*Exercise requirements:*
Each entry in the listing below should be restated word for word.

================================

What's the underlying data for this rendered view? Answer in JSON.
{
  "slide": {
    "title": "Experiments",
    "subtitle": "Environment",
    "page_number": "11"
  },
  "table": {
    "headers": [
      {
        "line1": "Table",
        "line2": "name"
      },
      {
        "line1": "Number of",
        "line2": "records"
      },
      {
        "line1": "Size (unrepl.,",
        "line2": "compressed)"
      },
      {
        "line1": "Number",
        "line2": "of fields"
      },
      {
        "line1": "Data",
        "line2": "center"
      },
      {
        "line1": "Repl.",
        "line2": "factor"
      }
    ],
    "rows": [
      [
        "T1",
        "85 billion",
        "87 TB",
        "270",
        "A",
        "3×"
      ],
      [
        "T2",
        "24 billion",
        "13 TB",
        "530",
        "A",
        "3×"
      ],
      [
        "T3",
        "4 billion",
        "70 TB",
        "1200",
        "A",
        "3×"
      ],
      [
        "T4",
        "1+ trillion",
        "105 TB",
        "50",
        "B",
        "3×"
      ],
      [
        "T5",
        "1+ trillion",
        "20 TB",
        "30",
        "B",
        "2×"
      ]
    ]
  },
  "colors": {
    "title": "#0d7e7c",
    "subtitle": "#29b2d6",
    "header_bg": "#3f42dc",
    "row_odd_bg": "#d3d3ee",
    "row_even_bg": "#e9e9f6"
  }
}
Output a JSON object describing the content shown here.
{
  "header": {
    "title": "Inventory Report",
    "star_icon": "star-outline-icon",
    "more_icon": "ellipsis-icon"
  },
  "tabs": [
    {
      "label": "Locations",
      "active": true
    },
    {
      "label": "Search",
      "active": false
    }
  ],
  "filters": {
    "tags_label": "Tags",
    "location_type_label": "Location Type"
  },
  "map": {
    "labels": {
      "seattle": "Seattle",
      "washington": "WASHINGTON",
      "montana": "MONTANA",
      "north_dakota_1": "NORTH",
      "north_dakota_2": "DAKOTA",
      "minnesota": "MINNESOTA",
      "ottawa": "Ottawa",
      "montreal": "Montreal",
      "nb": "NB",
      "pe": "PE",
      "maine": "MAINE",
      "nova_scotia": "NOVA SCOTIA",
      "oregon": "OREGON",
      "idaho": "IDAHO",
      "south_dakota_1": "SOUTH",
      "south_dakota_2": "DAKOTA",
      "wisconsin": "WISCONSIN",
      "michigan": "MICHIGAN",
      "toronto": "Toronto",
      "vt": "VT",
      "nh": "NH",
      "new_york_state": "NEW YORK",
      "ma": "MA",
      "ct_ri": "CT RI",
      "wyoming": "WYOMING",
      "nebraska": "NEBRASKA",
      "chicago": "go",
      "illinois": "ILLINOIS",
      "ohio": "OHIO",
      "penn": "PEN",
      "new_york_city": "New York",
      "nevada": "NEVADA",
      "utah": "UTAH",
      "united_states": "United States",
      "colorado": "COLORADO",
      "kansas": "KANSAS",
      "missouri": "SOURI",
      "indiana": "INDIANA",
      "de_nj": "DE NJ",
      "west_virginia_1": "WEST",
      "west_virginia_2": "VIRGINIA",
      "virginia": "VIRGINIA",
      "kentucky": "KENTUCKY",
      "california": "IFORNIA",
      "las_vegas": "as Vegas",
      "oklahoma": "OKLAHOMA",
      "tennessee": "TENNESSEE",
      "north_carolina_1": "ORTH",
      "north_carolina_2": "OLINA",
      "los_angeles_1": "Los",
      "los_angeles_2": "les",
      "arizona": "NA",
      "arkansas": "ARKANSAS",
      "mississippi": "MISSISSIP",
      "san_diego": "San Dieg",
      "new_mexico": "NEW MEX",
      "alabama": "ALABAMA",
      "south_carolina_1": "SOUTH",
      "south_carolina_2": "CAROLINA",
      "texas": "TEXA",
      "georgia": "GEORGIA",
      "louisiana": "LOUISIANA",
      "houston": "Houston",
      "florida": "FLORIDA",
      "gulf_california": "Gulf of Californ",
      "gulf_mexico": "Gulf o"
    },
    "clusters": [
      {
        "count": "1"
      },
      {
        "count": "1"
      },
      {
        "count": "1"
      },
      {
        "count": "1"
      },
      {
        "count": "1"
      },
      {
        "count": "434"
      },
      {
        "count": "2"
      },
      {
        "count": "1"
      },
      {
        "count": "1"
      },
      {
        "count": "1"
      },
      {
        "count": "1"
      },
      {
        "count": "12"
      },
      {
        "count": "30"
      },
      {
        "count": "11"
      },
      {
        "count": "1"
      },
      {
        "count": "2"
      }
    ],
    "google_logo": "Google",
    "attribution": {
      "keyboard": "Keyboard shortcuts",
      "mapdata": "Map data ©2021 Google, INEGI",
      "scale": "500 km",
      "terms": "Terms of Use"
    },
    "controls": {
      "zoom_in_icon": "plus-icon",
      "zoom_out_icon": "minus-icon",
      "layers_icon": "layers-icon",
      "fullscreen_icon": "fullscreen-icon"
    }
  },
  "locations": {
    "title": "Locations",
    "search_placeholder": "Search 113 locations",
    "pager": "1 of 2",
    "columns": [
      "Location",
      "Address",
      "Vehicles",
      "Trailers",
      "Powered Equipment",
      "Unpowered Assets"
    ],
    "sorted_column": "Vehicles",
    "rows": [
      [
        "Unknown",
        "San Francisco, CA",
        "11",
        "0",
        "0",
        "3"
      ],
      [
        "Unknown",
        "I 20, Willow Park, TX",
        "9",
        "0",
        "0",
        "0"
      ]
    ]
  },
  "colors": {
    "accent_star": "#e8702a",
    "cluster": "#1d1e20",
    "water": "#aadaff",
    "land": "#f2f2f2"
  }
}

================================

*Answer to this exercise:*
What's the underlying data for this rendered view? Answer in JSON.
{
  "slide": {
    "title": "Experiments",
    "subtitle": "Environment",
    "page_number": "11"
  },
  "table": {
    "headers": [
      {
        "line1": "Table",
        "line2": "name"
      },
      {
        "line1": "Number of",
        "line2": "records"
      },
      {
        "line1": "Size (unrepl.,",
        "line2": "compressed)"
      },
      {
        "line1": "Number",
        "line2": "of fields"
      },
      {
        "line1": "Data",
        "line2": "center"
      },
      {
        "line1": "Repl.",
        "line2": "factor"
      }
    ],
    "rows": [
      [
        "T1",
        "85 billion",
        "87 TB",
        "270",
        "A",
        "3×"
      ],
      [
        "T2",
        "24 billion",
        "13 TB",
        "530",
        "A",
        "3×"
      ],
      [
        "T3",
        "4 billion",
        "70 TB",
        "1200",
        "A",
        "3×"
      ],
      [
        "T4",
        "1+ trillion",
        "105 TB",
        "50",
        "B",
        "3×"
      ],
      [
        "T5",
        "1+ trillion",
        "20 TB",
        "30",
        "B",
        "2×"
      ]
    ]
  },
  "colors": {
    "title": "#0d7e7c",
    "subtitle": "#29b2d6",
    "header_bg": "#3f42dc",
    "row_odd_bg": "#d3d3ee",
    "row_even_bg": "#e9e9f6"
  }
}
Output a JSON object describing the content shown here.
{
  "header": {
    "title": "Inventory Report",
    "star_icon": "star-outline-icon",
    "more_icon": "ellipsis-icon"
  },
  "tabs": [
    {
      "label": "Locations",
      "active": true
    },
    {
      "label": "Search",
      "active": false
    }
  ],
  "filters": {
    "tags_label": "Tags",
    "location_type_label": "Location Type"
  },
  "map": {
    "labels": {
      "seattle": "Seattle",
      "washington": "WASHINGTON",
      "montana": "MONTANA",
      "north_dakota_1": "NORTH",
      "north_dakota_2": "DAKOTA",
      "minnesota": "MINNESOTA",
      "ottawa": "Ottawa",
      "montreal": "Montreal",
      "nb": "NB",
      "pe": "PE",
      "maine": "MAINE",
      "nova_scotia": "NOVA SCOTIA",
      "oregon": "OREGON",
      "idaho": "IDAHO",
      "south_dakota_1": "SOUTH",
      "south_dakota_2": "DAKOTA",
      "wisconsin": "WISCONSIN",
      "michigan": "MICHIGAN",
      "toronto": "Toronto",
      "vt": "VT",
      "nh": "NH",
      "new_york_state": "NEW YORK",
      "ma": "MA",
      "ct_ri": "CT RI",
      "wyoming": "WYOMING",
      "nebraska": "NEBRASKA",
      "chicago": "go",
      "illinois": "ILLINOIS",
      "ohio": "OHIO",
      "penn": "PEN",
      "new_york_city": "New York",
      "nevada": "NEVADA",
      "utah": "UTAH",
      "united_states": "United States",
      "colorado": "COLORADO",
      "kansas": "KANSAS",
      "missouri": "SOURI",
      "indiana": "INDIANA",
      "de_nj": "DE NJ",
      "west_virginia_1": "WEST",
      "west_virginia_2": "VIRGINIA",
      "virginia": "VIRGINIA",
      "kentucky": "KENTUCKY",
      "california": "IFORNIA",
      "las_vegas": "as Vegas",
      "oklahoma": "OKLAHOMA",
      "tennessee": "TENNESSEE",
      "north_carolina_1": "ORTH",
      "north_carolina_2": "OLINA",
      "los_angeles_1": "Los",
      "los_angeles_2": "les",
      "arizona": "NA",
      "arkansas": "ARKANSAS",
      "mississippi": "MISSISSIP",
      "san_diego": "San Dieg",
      "new_mexico": "NEW MEX",
      "alabama": "ALABAMA",
      "south_carolina_1": "SOUTH",
      "south_carolina_2": "CAROLINA",
      "texas": "TEXA",
      "georgia": "GEORGIA",
      "louisiana": "LOUISIANA",
      "houston": "Houston",
      "florida": "FLORIDA",
      "gulf_california": "Gulf of Californ",
      "gulf_mexico": "Gulf o"
    },
    "clusters": [
      {
        "count": "1"
      },
      {
        "count": "1"
      },
      {
        "count": "1"
      },
      {
        "count": "1"
      },
      {
        "count": "1"
      },
      {
        "count": "434"
      },
      {
        "count": "2"
      },
      {
        "count": "1"
      },
      {
        "count": "1"
      },
      {
        "count": "1"
      },
      {
        "count": "1"
      },
      {
        "count": "12"
      },
      {
        "count": "30"
      },
      {
        "count": "11"
      },
      {
        "count": "1"
      },
      {
        "count": "2"
      }
    ],
    "google_logo": "Google",
    "attribution": {
      "keyboard": "Keyboard shortcuts",
      "mapdata": "Map data ©2021 Google, INEGI",
      "scale": "500 km",
      "terms": "Terms of Use"
    },
    "controls": {
      "zoom_in_icon": "plus-icon",
      "zoom_out_icon": "minus-icon",
      "layers_icon": "layers-icon",
      "fullscreen_icon": "fullscreen-icon"
    }
  },
  "locations": {
    "title": "Locations",
    "search_placeholder": "Search 113 locations",
    "pager": "1 of 2",
    "columns": [
      "Location",
      "Address",
      "Vehicles",
      "Trailers",
      "Powered Equipment",
      "Unpowered Assets"
    ],
    "sorted_column": "Vehicles",
    "rows": [
      [
        "Unknown",
        "San Francisco, CA",
        "11",
        "0",
        "0",
        "3"
      ],
      [
        "Unknown",
        "I 20, Willow Park, TX",
        "9",
        "0",
        "0",
        "0"
      ]
    ]
  },
  "colors": {
    "accent_star": "#e8702a",
    "cluster": "#1d1e20",
    "water": "#aadaff",
    "land": "#f2f2f2"
  }
}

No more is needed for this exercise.